_SHORT EXERCISE_:
How many lines of the listing below contain the string "elements"? Case counts; reply with the number alone.

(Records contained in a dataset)
>> start

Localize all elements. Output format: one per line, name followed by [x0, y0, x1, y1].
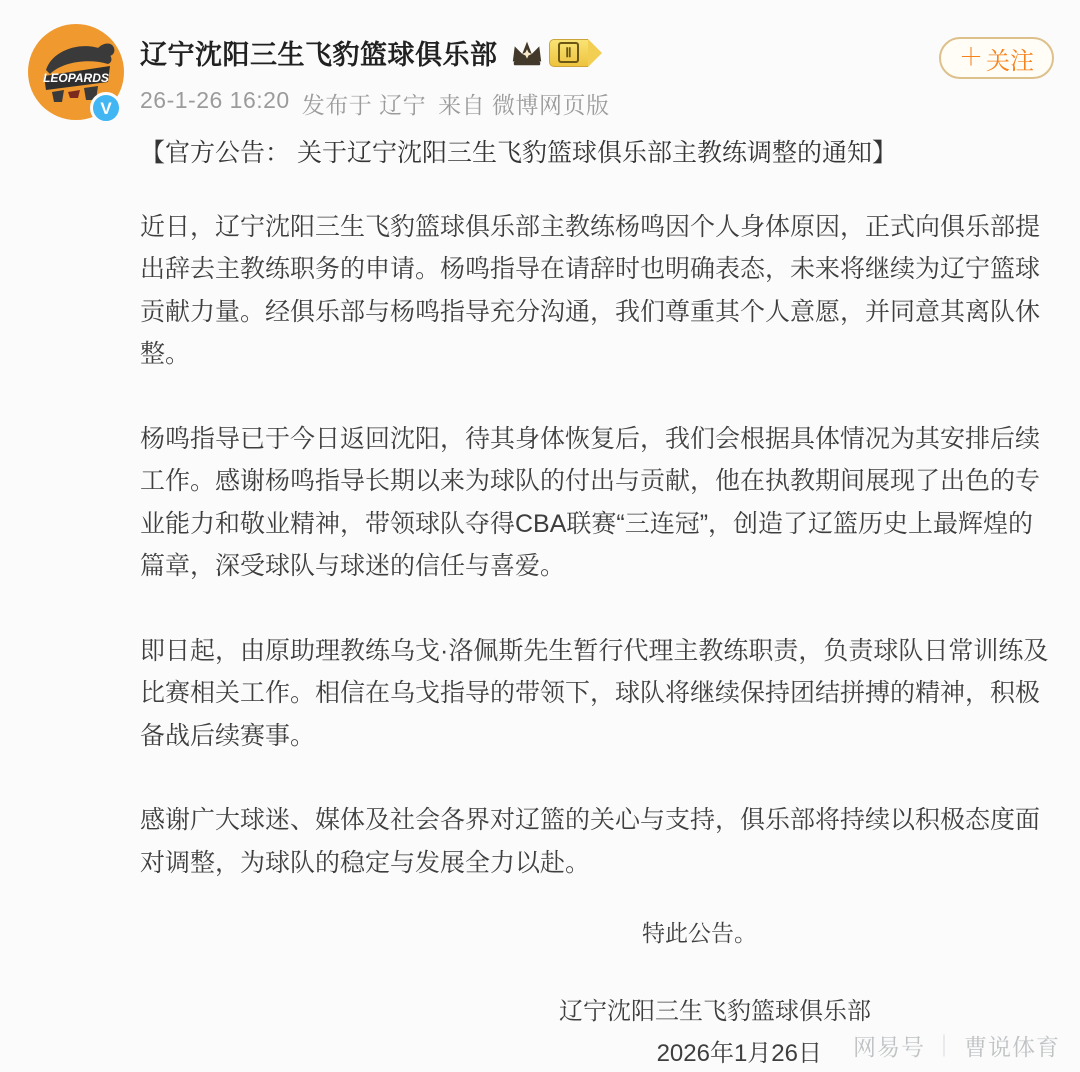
plus-icon: ＋	[959, 44, 983, 71]
watermark-brand: 网易号	[852, 1034, 925, 1060]
post-content	[140, 132, 1052, 1072]
follow-button[interactable]	[939, 37, 1054, 79]
vip-level-text: Ⅱ	[558, 42, 579, 63]
avatar[interactable]	[28, 24, 124, 120]
date-line: 2026年1月26日	[656, 1040, 822, 1067]
svg-text:LEOPARDS: LEOPARDS	[43, 71, 109, 85]
watermark-divider: ｜	[932, 1034, 956, 1059]
post-paragraph: 近日，辽宁沈阳三生飞豹篮球俱乐部主教练杨鸣因个人身体原因，正式向俱乐部提出辞去主教练职务的申请。杨鸣指导在请辞时也明确表态，未来将继续为辽宁篮球贡献力量。经俱乐部与杨鸣指导充分沟通，我们尊重其个人意愿，并同意其离队休整。	[140, 212, 1041, 368]
post-paragraph: 杨鸣指导已于今日返回沈阳，待其身体恢复后，我们会根据具体情况为其安排后续工作。感谢杨鸣指导长期以来为球队的付出与贡献，他在执教期间展现了出色的专业能力和敬业精神，带领球队夺得CBA联赛“三连冠”，创造了辽篮历史上最辉煌的篇章，深受球队与球迷的信任与喜爱。	[140, 424, 1041, 580]
post-paragraph: 感谢广大球迷、媒体及社会各界对辽篮的关心与支持，俱乐部将持续以积极态度面对调整，为球队的稳定与发展全力以赴。	[140, 806, 1041, 877]
watermark	[853, 1029, 1060, 1062]
author-name[interactable]: 辽宁沈阳三生飞豹篮球俱乐部	[140, 40, 498, 70]
post-time: 26-1-26 16:20	[140, 87, 290, 113]
signature-line: 辽宁沈阳三生飞豹篮球俱乐部	[559, 997, 871, 1025]
watermark-channel: 曹说体育	[964, 1034, 1060, 1060]
follow-button-label: 关注	[986, 47, 1034, 75]
closing-line: 特此公告。	[642, 920, 757, 946]
post-source[interactable]: 来自 微博网页版	[438, 92, 610, 118]
author-name-row	[140, 33, 610, 72]
crown-icon	[510, 39, 544, 67]
verified-badge-icon: V	[90, 92, 122, 124]
post-meta	[140, 87, 610, 120]
post-location[interactable]: 发布于 辽宁	[301, 92, 427, 118]
post-header	[0, 0, 1080, 120]
vip-level-badge	[549, 39, 588, 67]
author-info	[140, 33, 610, 120]
post-paragraph: 即日起，由原助理教练乌戈·洛佩斯先生暂行代理主教练职责，负责球队日常训练及比赛相关工作。相信在乌戈指导的带领下，球队将继续保持团结拼搏的精神，积极备战后续赛事。	[140, 636, 1049, 750]
post-title: 【官方公告： 关于辽宁沈阳三生飞豹篮球俱乐部主教练调整的通知】	[140, 139, 897, 167]
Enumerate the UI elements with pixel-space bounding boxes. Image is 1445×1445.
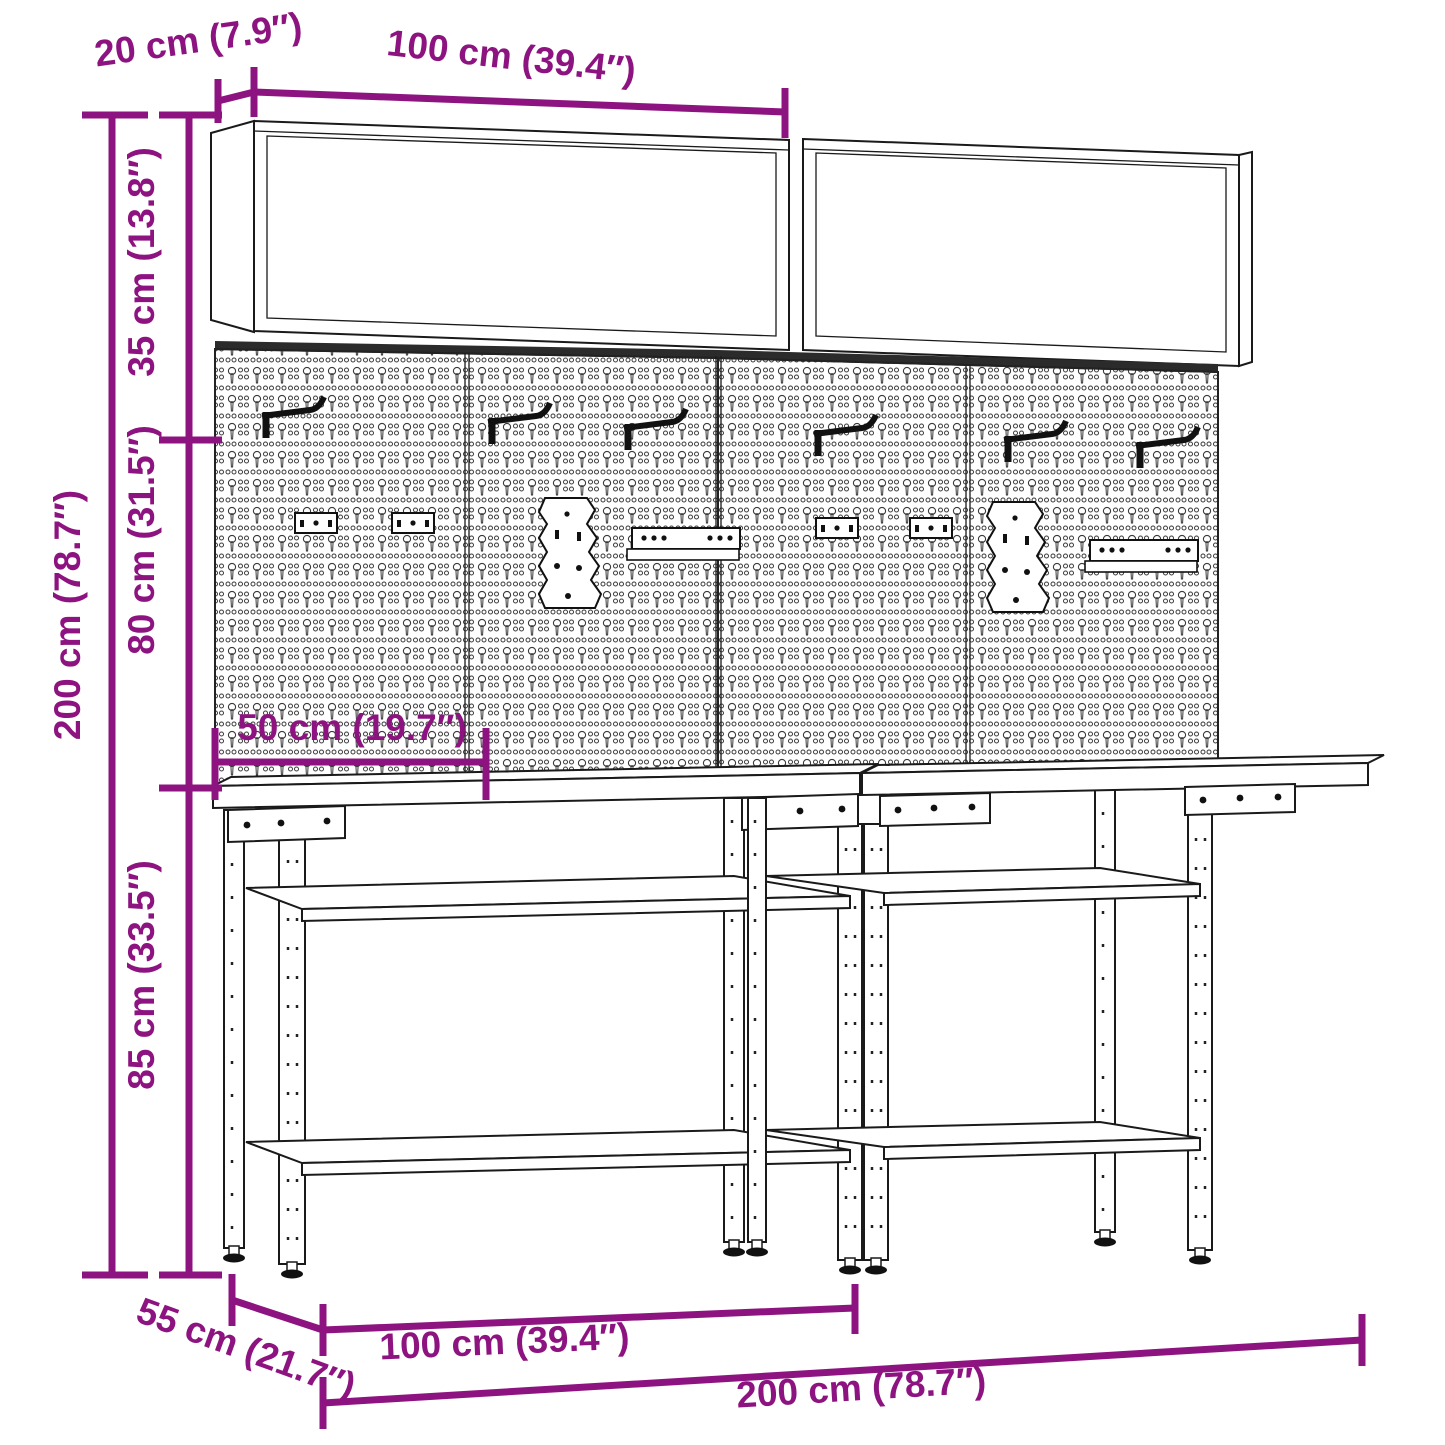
- dim-height-breakdown: [121, 115, 222, 1275]
- dim-workbench-width: [323, 1284, 855, 1367]
- bracket-plate: [910, 518, 952, 538]
- dim-pegboard-width-label: 50 cm (19.7″): [237, 707, 467, 748]
- dim-workbench-height-label: 85 cm (33.5″): [121, 860, 162, 1090]
- dim-cabinet-width: [254, 22, 785, 138]
- dim-cabinet-width-label: 100 cm (39.4″): [384, 22, 639, 92]
- wall-cabinet-left: [211, 121, 789, 350]
- dim-workbench-width-label: 100 cm (39.4″): [378, 1315, 631, 1368]
- dim-cabinet-height-label: 35 cm (13.8″): [121, 147, 162, 377]
- bracket-plate: [816, 518, 858, 538]
- bracket-plate: [295, 513, 337, 533]
- bracket-plate: [392, 513, 434, 533]
- dim-total-height-label: 200 cm (78.7″): [47, 489, 88, 741]
- dim-workbench-depth-label: 55 cm (21.7″): [131, 1289, 362, 1407]
- workbench-feet: [746, 1230, 1211, 1275]
- wall-cabinet-right: [803, 139, 1252, 366]
- dim-pegboard-height-label: 80 cm (31.5″): [121, 425, 162, 655]
- workbench-left: [213, 764, 878, 1279]
- tool-rail: [1085, 540, 1198, 572]
- dim-total-width-label: 200 cm (78.7″): [735, 1359, 988, 1416]
- dim-cabinet-depth: [92, 5, 305, 123]
- tool-rail: [627, 528, 740, 560]
- dim-cabinet-depth-label: 20 cm (7.9″): [91, 4, 305, 75]
- workbench-legs: [748, 790, 1212, 1260]
- dim-workbench-depth: [131, 1274, 361, 1407]
- workbench-feet: [223, 1240, 861, 1279]
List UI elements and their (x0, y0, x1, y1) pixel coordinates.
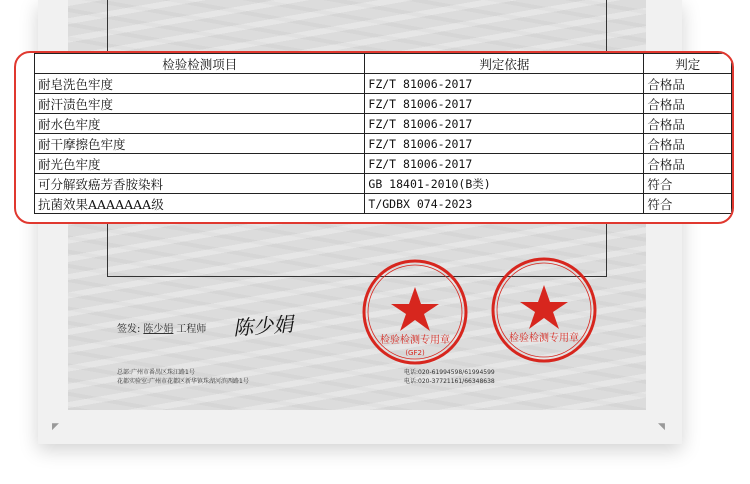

>> end

_SOLUTION TO THIS EXERCISE_:
3